_Instruction_.
Provide nothing but the number of lines containing the string "esetén".

- - - -

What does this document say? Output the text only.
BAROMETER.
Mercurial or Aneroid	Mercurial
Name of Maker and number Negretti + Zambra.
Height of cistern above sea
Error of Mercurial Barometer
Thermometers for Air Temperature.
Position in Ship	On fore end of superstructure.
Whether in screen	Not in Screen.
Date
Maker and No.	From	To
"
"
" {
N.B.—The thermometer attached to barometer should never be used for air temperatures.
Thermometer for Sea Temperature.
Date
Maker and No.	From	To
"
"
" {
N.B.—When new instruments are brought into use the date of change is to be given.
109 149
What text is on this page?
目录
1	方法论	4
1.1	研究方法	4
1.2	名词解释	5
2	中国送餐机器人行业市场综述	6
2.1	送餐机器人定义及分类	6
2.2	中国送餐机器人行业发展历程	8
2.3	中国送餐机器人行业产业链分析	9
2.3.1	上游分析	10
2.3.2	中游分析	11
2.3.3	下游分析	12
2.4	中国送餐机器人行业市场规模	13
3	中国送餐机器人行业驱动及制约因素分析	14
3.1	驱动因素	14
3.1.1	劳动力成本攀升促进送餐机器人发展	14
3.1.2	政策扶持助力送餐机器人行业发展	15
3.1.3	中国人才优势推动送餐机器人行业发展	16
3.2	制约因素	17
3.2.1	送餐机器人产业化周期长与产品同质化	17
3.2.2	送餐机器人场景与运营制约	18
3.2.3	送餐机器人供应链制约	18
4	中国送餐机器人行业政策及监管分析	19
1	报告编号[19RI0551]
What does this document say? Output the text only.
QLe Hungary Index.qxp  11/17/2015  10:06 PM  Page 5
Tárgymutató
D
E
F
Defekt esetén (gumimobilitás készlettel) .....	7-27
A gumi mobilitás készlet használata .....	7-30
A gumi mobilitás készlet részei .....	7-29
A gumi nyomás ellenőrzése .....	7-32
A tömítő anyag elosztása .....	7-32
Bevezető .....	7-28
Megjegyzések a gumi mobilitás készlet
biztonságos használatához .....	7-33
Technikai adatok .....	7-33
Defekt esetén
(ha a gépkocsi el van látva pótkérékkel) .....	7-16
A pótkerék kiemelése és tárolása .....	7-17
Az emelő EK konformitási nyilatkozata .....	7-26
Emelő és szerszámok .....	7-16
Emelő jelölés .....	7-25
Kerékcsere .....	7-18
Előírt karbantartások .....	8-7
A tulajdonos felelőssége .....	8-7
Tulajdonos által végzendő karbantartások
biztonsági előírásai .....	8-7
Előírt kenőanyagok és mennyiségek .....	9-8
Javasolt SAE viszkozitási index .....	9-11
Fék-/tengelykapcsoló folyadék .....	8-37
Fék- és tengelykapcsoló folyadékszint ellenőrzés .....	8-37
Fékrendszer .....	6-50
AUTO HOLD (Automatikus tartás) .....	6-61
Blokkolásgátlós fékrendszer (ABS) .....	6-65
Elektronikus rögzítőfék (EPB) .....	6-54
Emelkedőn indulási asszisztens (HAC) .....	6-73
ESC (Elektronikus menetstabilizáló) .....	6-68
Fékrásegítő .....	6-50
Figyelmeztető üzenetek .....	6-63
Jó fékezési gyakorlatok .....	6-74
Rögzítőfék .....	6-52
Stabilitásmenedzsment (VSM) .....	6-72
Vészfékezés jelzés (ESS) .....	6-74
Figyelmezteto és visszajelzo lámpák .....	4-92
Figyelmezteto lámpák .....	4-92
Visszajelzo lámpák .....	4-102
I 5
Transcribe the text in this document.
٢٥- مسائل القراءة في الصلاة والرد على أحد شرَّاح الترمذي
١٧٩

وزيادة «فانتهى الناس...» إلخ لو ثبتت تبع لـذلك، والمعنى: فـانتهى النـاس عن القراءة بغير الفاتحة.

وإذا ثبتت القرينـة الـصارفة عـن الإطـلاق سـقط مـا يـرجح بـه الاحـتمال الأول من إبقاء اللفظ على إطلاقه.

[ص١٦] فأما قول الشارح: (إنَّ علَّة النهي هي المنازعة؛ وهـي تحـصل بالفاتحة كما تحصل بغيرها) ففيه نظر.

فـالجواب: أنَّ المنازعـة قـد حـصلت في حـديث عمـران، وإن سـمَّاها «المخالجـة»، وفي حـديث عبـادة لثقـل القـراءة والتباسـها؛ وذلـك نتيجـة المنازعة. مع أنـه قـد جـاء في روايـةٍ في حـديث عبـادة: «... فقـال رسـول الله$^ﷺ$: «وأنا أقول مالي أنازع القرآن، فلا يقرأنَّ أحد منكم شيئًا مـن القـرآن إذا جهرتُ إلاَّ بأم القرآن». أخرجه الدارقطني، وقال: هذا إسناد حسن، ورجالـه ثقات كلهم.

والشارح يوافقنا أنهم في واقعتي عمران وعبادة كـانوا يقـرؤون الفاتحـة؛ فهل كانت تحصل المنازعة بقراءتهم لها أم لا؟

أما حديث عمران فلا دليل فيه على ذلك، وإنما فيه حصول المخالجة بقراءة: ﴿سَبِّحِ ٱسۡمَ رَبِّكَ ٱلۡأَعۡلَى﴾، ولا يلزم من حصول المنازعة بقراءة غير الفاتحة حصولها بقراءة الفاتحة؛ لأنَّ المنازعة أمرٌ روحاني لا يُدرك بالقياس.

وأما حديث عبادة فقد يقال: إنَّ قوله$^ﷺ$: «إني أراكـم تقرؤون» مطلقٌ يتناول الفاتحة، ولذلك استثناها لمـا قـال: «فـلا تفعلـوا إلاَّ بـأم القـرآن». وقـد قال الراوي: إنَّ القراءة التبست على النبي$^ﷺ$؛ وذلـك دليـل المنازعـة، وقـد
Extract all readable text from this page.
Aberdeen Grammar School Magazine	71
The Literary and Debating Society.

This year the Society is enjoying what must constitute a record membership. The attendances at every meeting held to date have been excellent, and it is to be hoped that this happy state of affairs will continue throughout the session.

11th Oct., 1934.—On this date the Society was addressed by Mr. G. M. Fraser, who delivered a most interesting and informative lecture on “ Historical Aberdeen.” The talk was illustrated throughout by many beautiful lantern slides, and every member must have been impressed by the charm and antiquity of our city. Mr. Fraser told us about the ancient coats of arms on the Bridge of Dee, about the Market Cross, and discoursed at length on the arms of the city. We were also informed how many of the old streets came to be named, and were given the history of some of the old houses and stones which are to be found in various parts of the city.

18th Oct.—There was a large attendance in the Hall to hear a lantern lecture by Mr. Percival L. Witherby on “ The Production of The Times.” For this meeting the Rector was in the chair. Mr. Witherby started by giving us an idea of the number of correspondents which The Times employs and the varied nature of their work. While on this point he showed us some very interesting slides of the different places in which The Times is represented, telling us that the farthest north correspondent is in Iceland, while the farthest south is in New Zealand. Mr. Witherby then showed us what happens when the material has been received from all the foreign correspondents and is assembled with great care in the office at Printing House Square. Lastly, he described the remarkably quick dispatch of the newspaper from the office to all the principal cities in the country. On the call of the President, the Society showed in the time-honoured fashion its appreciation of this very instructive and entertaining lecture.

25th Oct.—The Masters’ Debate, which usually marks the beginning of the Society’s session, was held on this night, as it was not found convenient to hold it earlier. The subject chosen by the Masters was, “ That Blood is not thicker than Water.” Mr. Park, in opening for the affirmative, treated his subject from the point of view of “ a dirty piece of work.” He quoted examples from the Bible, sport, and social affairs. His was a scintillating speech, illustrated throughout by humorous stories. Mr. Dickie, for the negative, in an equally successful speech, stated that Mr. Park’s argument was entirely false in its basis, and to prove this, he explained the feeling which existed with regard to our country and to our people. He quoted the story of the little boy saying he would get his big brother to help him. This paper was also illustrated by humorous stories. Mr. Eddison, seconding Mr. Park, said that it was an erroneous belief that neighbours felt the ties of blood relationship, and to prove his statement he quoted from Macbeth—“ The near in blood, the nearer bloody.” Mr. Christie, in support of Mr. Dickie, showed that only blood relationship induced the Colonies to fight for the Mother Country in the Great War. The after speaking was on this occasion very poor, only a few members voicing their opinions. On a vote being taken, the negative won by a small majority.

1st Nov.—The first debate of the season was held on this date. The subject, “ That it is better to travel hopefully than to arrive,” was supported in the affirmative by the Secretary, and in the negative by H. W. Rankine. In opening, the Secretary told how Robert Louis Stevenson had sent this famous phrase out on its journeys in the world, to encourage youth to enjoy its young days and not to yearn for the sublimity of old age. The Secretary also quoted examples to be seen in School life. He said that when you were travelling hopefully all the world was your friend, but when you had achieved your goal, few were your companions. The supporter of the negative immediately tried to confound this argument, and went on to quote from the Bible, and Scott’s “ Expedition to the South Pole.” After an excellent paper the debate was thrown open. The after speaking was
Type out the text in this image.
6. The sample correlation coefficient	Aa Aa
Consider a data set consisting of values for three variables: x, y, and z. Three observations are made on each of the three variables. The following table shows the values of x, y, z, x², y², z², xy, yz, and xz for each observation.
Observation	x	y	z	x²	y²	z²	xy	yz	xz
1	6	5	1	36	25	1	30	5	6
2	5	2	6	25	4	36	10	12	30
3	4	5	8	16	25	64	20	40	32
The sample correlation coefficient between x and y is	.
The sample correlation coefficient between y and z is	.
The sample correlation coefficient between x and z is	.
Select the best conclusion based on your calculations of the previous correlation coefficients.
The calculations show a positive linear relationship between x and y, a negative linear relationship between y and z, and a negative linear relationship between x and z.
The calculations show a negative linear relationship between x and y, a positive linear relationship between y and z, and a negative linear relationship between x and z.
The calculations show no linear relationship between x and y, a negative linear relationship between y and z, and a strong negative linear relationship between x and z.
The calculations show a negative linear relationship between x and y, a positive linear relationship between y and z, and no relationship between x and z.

- - - -

_Right answer_.
2